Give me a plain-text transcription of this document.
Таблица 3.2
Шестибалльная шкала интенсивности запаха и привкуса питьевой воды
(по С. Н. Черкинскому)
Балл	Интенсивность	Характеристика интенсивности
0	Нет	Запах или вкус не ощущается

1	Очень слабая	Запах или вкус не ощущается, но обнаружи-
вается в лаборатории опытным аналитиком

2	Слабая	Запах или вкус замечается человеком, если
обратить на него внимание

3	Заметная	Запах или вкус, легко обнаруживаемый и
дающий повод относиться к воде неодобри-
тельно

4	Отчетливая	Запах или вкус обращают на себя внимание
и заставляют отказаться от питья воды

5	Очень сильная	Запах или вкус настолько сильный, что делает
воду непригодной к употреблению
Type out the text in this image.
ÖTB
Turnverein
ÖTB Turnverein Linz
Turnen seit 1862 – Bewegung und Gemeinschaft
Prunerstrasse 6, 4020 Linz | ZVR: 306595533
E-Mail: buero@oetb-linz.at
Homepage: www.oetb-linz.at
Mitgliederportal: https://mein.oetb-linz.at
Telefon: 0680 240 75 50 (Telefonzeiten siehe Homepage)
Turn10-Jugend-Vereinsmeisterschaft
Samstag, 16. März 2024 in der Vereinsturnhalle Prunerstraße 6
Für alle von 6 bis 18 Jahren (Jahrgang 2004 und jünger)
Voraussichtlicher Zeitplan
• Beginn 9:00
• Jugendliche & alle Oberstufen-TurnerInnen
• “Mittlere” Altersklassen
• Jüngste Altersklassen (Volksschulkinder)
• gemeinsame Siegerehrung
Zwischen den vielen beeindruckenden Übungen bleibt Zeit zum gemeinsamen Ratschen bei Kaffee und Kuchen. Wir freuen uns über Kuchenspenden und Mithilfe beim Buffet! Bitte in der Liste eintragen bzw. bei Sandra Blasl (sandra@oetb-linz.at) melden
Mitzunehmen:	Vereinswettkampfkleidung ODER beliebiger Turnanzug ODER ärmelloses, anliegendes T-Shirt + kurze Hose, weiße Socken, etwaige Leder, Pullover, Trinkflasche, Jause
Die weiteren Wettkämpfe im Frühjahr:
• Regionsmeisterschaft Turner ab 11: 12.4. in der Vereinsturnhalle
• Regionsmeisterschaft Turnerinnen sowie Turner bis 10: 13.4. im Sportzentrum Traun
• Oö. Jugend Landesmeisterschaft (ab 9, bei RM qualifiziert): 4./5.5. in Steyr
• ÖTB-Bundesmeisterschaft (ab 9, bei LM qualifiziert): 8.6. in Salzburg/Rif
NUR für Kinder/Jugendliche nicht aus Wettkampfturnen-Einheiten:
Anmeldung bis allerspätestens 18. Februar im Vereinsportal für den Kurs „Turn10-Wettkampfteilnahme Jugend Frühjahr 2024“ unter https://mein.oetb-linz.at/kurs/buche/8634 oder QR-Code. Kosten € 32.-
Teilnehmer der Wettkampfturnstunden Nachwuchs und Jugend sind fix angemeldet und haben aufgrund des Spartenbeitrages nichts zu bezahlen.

> **EXERCISE**
Of the lines above, copy each that contains "Altersklassen".

> **EXPECTED OUTPUT**
• “Mittlere” Altersklassen
• Jüngste Altersklassen (Volksschulkinder)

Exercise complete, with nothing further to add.